REQUIRED TASK: Gather all lines in the records below that include the word "JSON".
-- BEGIN RECORD EXTRACTS --
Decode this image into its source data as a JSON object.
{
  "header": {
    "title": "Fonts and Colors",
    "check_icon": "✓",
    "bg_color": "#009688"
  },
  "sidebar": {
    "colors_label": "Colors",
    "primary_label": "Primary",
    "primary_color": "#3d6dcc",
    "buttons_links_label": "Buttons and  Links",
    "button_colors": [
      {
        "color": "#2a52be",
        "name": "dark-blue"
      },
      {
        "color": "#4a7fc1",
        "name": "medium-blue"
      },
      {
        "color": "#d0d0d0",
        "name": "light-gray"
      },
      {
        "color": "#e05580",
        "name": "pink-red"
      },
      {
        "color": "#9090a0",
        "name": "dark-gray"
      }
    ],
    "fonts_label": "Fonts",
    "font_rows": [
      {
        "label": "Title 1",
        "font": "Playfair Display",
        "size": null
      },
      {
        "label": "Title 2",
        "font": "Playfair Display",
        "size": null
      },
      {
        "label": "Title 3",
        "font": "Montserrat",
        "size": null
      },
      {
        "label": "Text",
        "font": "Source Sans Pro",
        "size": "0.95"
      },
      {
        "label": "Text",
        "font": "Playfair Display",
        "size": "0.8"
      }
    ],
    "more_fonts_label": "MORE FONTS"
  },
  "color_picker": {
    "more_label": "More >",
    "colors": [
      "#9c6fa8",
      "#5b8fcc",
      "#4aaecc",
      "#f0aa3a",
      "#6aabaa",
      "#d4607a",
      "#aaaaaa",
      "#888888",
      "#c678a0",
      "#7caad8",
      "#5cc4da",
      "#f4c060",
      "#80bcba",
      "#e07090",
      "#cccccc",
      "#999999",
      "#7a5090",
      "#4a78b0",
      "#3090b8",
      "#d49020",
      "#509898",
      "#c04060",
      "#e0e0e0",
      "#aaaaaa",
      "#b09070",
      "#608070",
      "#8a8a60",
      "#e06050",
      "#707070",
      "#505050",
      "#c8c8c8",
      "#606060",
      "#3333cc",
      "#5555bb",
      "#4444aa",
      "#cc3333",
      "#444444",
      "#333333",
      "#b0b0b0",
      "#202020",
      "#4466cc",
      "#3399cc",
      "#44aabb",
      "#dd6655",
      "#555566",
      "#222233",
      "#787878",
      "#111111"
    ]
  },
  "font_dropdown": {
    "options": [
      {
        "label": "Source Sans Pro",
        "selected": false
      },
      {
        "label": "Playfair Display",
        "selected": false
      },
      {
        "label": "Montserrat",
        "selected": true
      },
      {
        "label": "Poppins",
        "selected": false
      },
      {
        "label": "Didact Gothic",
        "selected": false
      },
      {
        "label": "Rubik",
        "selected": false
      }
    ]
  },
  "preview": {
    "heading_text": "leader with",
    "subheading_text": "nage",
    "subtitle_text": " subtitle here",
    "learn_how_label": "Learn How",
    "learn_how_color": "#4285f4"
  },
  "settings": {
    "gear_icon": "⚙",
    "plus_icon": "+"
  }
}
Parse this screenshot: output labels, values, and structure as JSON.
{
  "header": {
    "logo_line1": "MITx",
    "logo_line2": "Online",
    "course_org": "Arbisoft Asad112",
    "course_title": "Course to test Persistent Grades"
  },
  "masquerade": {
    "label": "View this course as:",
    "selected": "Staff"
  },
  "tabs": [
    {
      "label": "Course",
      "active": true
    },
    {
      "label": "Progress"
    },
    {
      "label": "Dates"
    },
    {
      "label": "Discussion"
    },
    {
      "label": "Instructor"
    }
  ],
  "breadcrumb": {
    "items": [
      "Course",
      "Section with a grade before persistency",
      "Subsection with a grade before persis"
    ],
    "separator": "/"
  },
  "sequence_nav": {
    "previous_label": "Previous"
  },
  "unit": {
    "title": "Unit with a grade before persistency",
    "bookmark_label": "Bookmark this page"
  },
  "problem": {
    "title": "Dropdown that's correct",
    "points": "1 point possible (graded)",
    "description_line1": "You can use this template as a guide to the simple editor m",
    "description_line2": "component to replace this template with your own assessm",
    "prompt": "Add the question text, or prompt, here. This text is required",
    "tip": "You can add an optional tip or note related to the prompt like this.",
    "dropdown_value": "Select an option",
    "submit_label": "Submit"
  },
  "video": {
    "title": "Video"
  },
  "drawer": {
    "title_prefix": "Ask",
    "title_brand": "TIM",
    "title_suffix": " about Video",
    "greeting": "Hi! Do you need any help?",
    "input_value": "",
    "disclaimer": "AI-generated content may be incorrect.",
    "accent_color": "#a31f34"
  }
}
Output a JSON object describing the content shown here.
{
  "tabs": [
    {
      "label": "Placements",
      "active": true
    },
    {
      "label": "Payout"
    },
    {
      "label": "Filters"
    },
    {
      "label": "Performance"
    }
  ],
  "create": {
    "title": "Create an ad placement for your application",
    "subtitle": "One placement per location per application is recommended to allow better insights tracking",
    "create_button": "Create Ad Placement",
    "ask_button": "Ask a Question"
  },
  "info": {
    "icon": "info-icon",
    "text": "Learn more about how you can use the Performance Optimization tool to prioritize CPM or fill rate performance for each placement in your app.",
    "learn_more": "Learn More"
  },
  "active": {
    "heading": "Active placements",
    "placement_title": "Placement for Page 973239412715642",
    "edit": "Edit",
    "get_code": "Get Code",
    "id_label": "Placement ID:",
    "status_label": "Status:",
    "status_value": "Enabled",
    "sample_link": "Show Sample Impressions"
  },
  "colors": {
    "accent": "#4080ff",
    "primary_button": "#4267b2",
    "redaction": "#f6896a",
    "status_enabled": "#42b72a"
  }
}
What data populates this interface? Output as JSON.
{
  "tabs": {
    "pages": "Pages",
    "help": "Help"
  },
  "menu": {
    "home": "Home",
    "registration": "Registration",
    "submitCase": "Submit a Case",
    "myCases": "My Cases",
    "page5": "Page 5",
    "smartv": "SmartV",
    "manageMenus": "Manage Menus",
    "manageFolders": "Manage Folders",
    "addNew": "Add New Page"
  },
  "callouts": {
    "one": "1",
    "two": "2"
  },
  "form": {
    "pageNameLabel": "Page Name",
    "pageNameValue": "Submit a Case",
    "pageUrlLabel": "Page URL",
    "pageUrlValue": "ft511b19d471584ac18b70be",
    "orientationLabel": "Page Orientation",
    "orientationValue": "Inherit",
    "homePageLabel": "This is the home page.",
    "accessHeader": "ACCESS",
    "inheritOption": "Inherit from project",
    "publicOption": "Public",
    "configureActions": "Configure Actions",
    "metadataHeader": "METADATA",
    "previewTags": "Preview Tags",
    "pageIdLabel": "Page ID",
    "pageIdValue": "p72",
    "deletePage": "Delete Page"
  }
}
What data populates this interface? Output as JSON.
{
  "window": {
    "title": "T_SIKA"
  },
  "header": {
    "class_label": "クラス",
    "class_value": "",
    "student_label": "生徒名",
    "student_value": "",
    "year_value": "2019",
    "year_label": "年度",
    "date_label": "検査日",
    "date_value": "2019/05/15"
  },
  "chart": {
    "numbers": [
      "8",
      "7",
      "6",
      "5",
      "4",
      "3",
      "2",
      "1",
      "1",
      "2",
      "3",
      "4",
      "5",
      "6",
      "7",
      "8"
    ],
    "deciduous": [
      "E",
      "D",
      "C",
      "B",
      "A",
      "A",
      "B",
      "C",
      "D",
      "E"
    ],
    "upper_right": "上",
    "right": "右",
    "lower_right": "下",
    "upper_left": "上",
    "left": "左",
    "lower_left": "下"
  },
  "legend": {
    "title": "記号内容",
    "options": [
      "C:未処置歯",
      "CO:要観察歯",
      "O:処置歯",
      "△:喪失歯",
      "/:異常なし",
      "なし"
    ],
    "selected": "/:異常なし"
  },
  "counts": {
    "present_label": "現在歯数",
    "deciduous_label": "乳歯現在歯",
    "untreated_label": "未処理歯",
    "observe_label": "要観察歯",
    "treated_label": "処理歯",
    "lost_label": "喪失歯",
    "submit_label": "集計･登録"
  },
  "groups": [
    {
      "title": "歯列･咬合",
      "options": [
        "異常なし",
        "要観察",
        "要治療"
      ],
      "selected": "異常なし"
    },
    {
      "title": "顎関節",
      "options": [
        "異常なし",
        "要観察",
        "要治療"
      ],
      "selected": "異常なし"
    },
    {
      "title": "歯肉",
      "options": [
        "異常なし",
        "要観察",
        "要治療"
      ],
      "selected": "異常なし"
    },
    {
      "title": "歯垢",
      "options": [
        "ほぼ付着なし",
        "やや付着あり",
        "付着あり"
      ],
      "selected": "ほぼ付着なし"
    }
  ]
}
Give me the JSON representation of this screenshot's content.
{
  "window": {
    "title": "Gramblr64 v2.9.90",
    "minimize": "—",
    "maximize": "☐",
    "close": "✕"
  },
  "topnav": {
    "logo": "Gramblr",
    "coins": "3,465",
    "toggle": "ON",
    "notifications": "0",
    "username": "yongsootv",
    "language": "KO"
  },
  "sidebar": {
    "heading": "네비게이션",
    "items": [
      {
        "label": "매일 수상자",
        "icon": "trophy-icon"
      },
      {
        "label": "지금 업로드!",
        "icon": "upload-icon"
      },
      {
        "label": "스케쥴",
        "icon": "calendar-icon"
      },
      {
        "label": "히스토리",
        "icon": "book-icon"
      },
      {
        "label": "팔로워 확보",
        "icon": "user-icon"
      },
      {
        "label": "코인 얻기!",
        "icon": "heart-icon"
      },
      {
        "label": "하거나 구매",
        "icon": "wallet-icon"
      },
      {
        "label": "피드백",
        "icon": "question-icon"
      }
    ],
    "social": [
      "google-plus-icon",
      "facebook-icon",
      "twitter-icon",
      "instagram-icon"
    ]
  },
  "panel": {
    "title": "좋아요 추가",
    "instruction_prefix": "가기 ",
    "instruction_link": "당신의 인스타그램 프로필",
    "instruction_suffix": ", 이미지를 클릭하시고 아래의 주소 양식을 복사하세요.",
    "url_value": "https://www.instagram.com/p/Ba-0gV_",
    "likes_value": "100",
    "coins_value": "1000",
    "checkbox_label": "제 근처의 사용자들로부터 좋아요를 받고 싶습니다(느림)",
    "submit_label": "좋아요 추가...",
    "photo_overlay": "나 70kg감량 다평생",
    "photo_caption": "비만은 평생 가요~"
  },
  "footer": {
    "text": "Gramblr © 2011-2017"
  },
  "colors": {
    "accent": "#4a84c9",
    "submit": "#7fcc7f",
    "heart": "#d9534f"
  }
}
-- END RECORD EXTRACTS --
EXERCISE OUTPUT:
Decode this image into its source data as a JSON object.
Parse this screenshot: output labels, values, and structure as JSON.
Output a JSON object describing the content shown here.
What data populates this interface? Output as JSON.
What data populates this interface? Output as JSON.
Give me the JSON representation of this screenshot's content.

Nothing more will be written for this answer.